**Exercise task**
Give the entries again exactly, every one of them.

(Saved data entries)

>>>

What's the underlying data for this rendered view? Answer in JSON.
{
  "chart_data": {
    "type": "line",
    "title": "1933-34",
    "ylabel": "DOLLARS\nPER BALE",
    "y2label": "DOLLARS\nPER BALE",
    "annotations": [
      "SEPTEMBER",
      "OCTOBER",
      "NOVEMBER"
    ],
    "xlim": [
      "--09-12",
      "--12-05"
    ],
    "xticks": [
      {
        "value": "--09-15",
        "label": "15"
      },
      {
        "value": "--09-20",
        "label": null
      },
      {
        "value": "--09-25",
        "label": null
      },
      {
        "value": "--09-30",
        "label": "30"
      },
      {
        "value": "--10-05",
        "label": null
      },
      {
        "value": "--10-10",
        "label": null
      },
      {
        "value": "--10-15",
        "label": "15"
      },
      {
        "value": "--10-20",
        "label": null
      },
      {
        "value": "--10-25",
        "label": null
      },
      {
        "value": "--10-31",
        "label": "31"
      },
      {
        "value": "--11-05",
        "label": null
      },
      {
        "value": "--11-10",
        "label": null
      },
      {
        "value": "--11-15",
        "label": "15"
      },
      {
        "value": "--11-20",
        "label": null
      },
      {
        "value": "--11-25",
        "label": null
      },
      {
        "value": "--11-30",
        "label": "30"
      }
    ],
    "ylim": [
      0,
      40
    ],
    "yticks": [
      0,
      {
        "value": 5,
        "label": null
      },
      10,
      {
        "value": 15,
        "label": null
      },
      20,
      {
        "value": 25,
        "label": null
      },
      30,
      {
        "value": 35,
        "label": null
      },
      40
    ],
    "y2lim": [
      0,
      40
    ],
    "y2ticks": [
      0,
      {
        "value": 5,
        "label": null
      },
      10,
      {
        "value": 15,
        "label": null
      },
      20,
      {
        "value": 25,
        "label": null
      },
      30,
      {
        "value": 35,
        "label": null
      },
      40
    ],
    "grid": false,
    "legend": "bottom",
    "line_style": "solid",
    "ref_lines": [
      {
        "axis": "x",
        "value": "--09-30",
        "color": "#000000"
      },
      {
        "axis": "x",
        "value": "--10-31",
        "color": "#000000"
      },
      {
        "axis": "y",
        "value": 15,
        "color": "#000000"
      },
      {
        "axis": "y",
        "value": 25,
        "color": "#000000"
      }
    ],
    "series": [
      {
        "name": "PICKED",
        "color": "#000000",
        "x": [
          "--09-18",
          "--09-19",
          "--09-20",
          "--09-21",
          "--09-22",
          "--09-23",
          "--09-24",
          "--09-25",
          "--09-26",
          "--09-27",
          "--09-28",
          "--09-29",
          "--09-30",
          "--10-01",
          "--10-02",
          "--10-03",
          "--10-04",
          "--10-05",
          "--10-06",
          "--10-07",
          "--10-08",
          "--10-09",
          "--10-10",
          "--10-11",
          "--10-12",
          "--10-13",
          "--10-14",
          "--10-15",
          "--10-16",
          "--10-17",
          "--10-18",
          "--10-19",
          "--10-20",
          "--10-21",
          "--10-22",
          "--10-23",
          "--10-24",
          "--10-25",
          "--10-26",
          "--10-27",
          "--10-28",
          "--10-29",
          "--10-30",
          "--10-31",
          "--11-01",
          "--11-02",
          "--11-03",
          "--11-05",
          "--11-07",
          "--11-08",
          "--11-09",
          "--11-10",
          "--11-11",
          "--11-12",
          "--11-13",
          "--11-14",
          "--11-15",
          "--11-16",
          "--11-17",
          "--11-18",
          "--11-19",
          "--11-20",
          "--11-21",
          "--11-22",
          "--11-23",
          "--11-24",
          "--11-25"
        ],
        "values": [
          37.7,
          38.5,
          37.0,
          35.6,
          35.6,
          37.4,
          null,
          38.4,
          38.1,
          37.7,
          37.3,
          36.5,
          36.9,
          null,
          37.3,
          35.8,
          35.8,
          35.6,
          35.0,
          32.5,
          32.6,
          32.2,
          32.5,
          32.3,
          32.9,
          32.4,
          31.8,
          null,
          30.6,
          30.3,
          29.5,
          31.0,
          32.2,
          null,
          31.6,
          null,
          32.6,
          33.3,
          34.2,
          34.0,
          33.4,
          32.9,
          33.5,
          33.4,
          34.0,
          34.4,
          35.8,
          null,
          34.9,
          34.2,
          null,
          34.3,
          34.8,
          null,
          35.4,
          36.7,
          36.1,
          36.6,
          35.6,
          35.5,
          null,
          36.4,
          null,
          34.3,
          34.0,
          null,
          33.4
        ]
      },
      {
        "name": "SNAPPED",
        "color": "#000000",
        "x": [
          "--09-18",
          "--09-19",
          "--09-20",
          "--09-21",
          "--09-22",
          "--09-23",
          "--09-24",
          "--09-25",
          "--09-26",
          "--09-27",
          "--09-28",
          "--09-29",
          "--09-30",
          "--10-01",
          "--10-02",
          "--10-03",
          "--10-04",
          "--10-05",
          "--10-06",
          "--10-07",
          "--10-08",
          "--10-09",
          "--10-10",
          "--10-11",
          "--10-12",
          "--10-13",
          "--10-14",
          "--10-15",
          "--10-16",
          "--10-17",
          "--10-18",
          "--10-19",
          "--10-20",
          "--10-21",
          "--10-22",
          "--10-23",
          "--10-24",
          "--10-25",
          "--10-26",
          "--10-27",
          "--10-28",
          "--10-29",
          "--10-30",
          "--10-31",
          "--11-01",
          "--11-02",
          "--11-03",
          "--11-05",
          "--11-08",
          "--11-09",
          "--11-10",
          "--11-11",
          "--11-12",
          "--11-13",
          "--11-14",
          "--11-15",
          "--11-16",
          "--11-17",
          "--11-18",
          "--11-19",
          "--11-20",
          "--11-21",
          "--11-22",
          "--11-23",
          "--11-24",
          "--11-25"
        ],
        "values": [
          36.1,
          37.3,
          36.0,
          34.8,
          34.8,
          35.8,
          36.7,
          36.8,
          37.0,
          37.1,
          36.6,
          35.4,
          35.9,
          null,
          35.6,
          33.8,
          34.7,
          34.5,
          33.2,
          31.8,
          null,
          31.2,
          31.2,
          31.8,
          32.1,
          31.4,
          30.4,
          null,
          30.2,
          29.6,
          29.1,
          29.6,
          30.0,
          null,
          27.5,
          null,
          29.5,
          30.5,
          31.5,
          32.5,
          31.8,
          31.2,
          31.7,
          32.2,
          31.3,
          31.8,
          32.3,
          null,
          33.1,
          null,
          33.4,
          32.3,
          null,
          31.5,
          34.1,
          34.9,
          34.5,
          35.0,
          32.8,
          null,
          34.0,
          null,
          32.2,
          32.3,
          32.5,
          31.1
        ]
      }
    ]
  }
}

<<<

**Exercise answer**
What's the underlying data for this rendered view? Answer in JSON.
{
  "chart_data": {
    "type": "line",
    "title": "1933-34",
    "ylabel": "DOLLARS\nPER BALE",
    "y2label": "DOLLARS\nPER BALE",
    "annotations": [
      "SEPTEMBER",
      "OCTOBER",
      "NOVEMBER"
    ],
    "xlim": [
      "--09-12",
      "--12-05"
    ],
    "xticks": [
      {
        "value": "--09-15",
        "label": "15"
      },
      {
        "value": "--09-20",
        "label": null
      },
      {
        "value": "--09-25",
        "label": null
      },
      {
        "value": "--09-30",
        "label": "30"
      },
      {
        "value": "--10-05",
        "label": null
      },
      {
        "value": "--10-10",
        "label": null
      },
      {
        "value": "--10-15",
        "label": "15"
      },
      {
        "value": "--10-20",
        "label": null
      },
      {
        "value": "--10-25",
        "label": null
      },
      {
        "value": "--10-31",
        "label": "31"
      },
      {
        "value": "--11-05",
        "label": null
      },
      {
        "value": "--11-10",
        "label": null
      },
      {
        "value": "--11-15",
        "label": "15"
      },
      {
        "value": "--11-20",
        "label": null
      },
      {
        "value": "--11-25",
        "label": null
      },
      {
        "value": "--11-30",
        "label": "30"
      }
    ],
    "ylim": [
      0,
      40
    ],
    "yticks": [
      0,
      {
        "value": 5,
        "label": null
      },
      10,
      {
        "value": 15,
        "label": null
      },
      20,
      {
        "value": 25,
        "label": null
      },
      30,
      {
        "value": 35,
        "label": null
      },
      40
    ],
    "y2lim": [
      0,
      40
    ],
    "y2ticks": [
      0,
      {
        "value": 5,
        "label": null
      },
      10,
      {
        "value": 15,
        "label": null
      },
      20,
      {
        "value": 25,
        "label": null
      },
      30,
      {
        "value": 35,
        "label": null
      },
      40
    ],
    "grid": false,
    "legend": "bottom",
    "line_style": "solid",
    "ref_lines": [
      {
        "axis": "x",
        "value": "--09-30",
        "color": "#000000"
      },
      {
        "axis": "x",
        "value": "--10-31",
        "color": "#000000"
      },
      {
        "axis": "y",
        "value": 15,
        "color": "#000000"
      },
      {
        "axis": "y",
        "value": 25,
        "color": "#000000"
      }
    ],
    "series": [
      {
        "name": "PICKED",
        "color": "#000000",
        "x": [
          "--09-18",
          "--09-19",
          "--09-20",
          "--09-21",
          "--09-22",
          "--09-23",
          "--09-24",
          "--09-25",
          "--09-26",
          "--09-27",
          "--09-28",
          "--09-29",
          "--09-30",
          "--10-01",
          "--10-02",
          "--10-03",
          "--10-04",
          "--10-05",
          "--10-06",
          "--10-07",
          "--10-08",
          "--10-09",
          "--10-10",
          "--10-11",
          "--10-12",
          "--10-13",
          "--10-14",
          "--10-15",
          "--10-16",
          "--10-17",
          "--10-18",
          "--10-19",
          "--10-20",
          "--10-21",
          "--10-22",
          "--10-23",
          "--10-24",
          "--10-25",
          "--10-26",
          "--10-27",
          "--10-28",
          "--10-29",
          "--10-30",
          "--10-31",
          "--11-01",
          "--11-02",
          "--11-03",
          "--11-05",
          "--11-07",
          "--11-08",
          "--11-09",
          "--11-10",
          "--11-11",
          "--11-12",
          "--11-13",
          "--11-14",
          "--11-15",
          "--11-16",
          "--11-17",
          "--11-18",
          "--11-19",
          "--11-20",
          "--11-21",
          "--11-22",
          "--11-23",
          "--11-24",
          "--11-25"
        ],
        "values": [
          37.7,
          38.5,
          37.0,
          35.6,
          35.6,
          37.4,
          null,
          38.4,
          38.1,
          37.7,
          37.3,
          36.5,
          36.9,
          null,
          37.3,
          35.8,
          35.8,
          35.6,
          35.0,
          32.5,
          32.6,
          32.2,
          32.5,
          32.3,
          32.9,
          32.4,
          31.8,
          null,
          30.6,
          30.3,
          29.5,
          31.0,
          32.2,
          null,
          31.6,
          null,
          32.6,
          33.3,
          34.2,
          34.0,
          33.4,
          32.9,
          33.5,
          33.4,
          34.0,
          34.4,
          35.8,
          null,
          34.9,
          34.2,
          null,
          34.3,
          34.8,
          null,
          35.4,
          36.7,
          36.1,
          36.6,
          35.6,
          35.5,
          null,
          36.4,
          null,
          34.3,
          34.0,
          null,
          33.4
        ]
      },
      {
        "name": "SNAPPED",
        "color": "#000000",
        "x": [
          "--09-18",
          "--09-19",
          "--09-20",
          "--09-21",
          "--09-22",
          "--09-23",
          "--09-24",
          "--09-25",
          "--09-26",
          "--09-27",
          "--09-28",
          "--09-29",
          "--09-30",
          "--10-01",
          "--10-02",
          "--10-03",
          "--10-04",
          "--10-05",
          "--10-06",
          "--10-07",
          "--10-08",
          "--10-09",
          "--10-10",
          "--10-11",
          "--10-12",
          "--10-13",
          "--10-14",
          "--10-15",
          "--10-16",
          "--10-17",
          "--10-18",
          "--10-19",
          "--10-20",
          "--10-21",
          "--10-22",
          "--10-23",
          "--10-24",
          "--10-25",
          "--10-26",
          "--10-27",
          "--10-28",
          "--10-29",
          "--10-30",
          "--10-31",
          "--11-01",
          "--11-02",
          "--11-03",
          "--11-05",
          "--11-08",
          "--11-09",
          "--11-10",
          "--11-11",
          "--11-12",
          "--11-13",
          "--11-14",
          "--11-15",
          "--11-16",
          "--11-17",
          "--11-18",
          "--11-19",
          "--11-20",
          "--11-21",
          "--11-22",
          "--11-23",
          "--11-24",
          "--11-25"
        ],
        "values": [
          36.1,
          37.3,
          36.0,
          34.8,
          34.8,
          35.8,
          36.7,
          36.8,
          37.0,
          37.1,
          36.6,
          35.4,
          35.9,
          null,
          35.6,
          33.8,
          34.7,
          34.5,
          33.2,
          31.8,
          null,
          31.2,
          31.2,
          31.8,
          32.1,
          31.4,
          30.4,
          null,
          30.2,
          29.6,
          29.1,
          29.6,
          30.0,
          null,
          27.5,
          null,
          29.5,
          30.5,
          31.5,
          32.5,
          31.8,
          31.2,
          31.7,
          32.2,
          31.3,
          31.8,
          32.3,
          null,
          33.1,
          null,
          33.4,
          32.3,
          null,
          31.5,
          34.1,
          34.9,
          34.5,
          35.0,
          32.8,
          null,
          34.0,
          null,
          32.2,
          32.3,
          32.5,
          31.1
        ]
      }
    ]
  }
}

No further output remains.